++++ Supplied passage ++++

Somewhat wonkier Windows problem

David Chase david.r.chase at oracle.com
Thu May 23 00:09:37 UTC 2013


VS2012, at least the one I downloaded recently, pretends to compile, and since ADLC ran, I think it produces images that run, too, so there is some hope.  It darn sure won't run if I don't get the build to complete.

Getting the DLLs right, I assume I'll drive off that bridge when I come to it.  That's all this is anyhow -- drive into a ditch, get out of the ditch, drive to the next ditch, lather, rinse, repeat.  We can't put this off forever, and speaking as someone who's used other open source stuff, it's really annoying when something I want to use declares that I need to install some 2-year-old down-rev stuff to make it work -- especially if I already have the new stuff installed and then get them confused -- for instance, accidentally picking up gcc 4.8 to build, instead of 4.2.

David

On 2013-05-22, at 7:54 PM, Kelly O'Hair <kellyohair at gmail.com> wrote:

> If you accept the fact that the build may complete but not work, then fine.

++++ Supplied material ++++

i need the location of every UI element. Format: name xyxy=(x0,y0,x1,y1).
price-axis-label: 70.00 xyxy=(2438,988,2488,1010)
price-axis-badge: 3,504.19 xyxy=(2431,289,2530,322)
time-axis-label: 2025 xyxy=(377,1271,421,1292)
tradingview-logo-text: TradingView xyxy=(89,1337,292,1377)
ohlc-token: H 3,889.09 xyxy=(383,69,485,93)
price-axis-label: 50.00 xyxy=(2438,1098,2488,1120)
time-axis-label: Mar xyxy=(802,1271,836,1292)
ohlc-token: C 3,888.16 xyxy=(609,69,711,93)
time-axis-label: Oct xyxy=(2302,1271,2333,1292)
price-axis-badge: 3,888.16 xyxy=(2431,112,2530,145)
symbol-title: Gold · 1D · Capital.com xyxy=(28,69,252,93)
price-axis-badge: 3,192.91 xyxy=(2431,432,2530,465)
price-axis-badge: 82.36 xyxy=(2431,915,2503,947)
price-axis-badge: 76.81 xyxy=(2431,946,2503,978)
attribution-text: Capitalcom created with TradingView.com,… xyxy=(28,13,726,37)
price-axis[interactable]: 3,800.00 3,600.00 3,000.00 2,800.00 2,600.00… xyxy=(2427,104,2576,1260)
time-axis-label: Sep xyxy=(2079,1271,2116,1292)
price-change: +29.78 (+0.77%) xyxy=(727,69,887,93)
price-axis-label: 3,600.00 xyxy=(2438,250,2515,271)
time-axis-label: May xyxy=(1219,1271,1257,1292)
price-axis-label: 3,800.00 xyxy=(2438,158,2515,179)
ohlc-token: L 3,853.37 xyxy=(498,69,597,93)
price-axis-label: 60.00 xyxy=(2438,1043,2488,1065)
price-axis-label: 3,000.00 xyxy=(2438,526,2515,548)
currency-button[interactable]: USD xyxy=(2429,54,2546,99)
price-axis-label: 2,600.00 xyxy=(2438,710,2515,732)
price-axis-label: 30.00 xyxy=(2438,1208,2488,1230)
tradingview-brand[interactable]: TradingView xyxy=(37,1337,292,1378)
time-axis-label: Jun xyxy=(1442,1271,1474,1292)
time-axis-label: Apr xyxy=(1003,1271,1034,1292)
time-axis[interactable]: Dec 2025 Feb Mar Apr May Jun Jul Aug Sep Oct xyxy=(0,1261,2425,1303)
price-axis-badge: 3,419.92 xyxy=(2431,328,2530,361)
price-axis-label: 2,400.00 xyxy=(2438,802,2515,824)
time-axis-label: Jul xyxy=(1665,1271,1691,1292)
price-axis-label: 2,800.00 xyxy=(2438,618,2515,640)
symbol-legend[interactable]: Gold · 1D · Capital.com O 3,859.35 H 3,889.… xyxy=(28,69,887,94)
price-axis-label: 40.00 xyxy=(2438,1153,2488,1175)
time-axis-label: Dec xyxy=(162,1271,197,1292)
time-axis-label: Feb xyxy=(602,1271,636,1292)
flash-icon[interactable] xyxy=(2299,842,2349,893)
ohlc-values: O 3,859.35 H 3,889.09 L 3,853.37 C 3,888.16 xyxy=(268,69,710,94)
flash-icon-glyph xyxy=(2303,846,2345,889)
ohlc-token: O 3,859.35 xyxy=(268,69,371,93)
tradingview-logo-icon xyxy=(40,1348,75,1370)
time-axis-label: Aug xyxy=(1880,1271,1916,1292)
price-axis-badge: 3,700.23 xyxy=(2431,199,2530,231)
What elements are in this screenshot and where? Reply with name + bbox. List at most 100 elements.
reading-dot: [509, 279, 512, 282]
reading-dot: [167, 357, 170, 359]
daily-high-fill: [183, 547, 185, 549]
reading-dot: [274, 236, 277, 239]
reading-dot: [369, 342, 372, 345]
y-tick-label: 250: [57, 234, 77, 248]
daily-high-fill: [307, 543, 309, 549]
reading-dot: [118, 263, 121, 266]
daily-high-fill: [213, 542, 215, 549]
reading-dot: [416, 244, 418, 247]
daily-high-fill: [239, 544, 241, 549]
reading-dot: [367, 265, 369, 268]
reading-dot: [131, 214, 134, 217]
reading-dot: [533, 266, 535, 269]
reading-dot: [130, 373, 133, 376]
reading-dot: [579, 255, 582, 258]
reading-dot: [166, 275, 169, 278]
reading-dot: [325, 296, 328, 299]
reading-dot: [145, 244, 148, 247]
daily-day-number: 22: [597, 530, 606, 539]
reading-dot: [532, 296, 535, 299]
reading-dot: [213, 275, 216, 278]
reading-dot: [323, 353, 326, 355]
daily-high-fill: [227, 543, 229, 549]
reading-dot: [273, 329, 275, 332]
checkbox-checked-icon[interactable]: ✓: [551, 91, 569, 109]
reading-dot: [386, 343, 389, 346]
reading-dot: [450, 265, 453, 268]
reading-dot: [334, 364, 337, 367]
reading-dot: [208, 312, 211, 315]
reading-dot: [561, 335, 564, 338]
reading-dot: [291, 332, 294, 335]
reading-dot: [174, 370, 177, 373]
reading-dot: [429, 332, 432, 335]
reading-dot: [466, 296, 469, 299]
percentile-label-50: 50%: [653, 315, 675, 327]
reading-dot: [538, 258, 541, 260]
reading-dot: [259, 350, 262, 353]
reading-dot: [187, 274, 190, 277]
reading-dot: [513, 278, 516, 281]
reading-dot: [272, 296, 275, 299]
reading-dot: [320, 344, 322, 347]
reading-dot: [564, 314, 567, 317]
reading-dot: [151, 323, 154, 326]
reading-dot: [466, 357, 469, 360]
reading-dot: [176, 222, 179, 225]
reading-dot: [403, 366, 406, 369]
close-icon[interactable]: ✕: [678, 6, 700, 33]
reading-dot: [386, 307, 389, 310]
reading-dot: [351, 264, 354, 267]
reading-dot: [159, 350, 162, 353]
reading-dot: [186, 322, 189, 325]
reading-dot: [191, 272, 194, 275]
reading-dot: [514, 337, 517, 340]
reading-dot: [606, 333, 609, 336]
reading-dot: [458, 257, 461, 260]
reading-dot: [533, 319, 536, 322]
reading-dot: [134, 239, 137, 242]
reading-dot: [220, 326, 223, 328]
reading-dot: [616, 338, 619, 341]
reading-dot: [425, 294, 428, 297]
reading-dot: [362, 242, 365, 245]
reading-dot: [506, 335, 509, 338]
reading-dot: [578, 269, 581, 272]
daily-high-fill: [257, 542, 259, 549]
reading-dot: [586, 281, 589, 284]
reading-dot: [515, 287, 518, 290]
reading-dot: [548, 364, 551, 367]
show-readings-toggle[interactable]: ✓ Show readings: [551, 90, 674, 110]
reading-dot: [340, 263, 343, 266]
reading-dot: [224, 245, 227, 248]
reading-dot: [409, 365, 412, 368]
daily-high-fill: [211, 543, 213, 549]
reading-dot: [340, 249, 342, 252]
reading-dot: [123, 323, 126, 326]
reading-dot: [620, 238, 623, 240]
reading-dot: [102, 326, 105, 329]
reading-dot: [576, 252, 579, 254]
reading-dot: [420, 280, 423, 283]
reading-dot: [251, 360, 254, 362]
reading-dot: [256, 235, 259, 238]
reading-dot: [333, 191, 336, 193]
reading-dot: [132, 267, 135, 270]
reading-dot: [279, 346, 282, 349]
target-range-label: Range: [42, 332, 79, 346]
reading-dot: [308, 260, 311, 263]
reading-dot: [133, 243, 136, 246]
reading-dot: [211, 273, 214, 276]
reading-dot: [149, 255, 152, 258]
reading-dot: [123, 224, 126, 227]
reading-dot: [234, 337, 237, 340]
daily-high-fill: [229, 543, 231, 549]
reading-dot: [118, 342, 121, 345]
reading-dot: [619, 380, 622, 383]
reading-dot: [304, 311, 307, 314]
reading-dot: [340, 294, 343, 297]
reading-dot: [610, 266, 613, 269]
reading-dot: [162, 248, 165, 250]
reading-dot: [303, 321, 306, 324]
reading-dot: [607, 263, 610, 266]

++++

*Objective*. Continue the email about the Windows build problem, picking up after its final line. The rows are separate material and are not part of the Windows build message.

*Output for this task*.
> But if you want the JDK you built to actually run, you will probably need to get the new msvcr*dll files placed in the jdk image area (in the bin dirs), manually or via the makefiles.
> 
> I also vaguely recall some silly thing with VS2012 that it was for Windows 8 only and you needed VS2012sp1 to be able to build for Windows releases before Windows 8?  I'm not sure I remember that right. :^(
> 
> -kto
> 
> On May 22, 2013, at 4:27 PM, David Chase wrote:
> 
>> I hope I'm trying to solve a simpler problem, which is just a build, as if I were someone outside Oracle playing with Openjdk.  I assume my problems are a subset of the release problem.
>> 
>> David
>> 
>> On 2013-05-22, at 6:53 PM, Kelly O'Hair <kellyohair at gmail.com> wrote:
>> 
>>> Windows VS compilers are a pain. Each release has it's own unique runtime DLLs, which we must deliver with the JDK, so the build process has to know what that DLL is named, where it is located, and copy it into various places.
>>> 
>>> DLLs created by a newer VS will not like the older VS runtime DLLs.
>>> 
>>> To make a long story short, changing VS compilers is a royal pain, and not trivial.
>>> This is why we only recommend VS2010.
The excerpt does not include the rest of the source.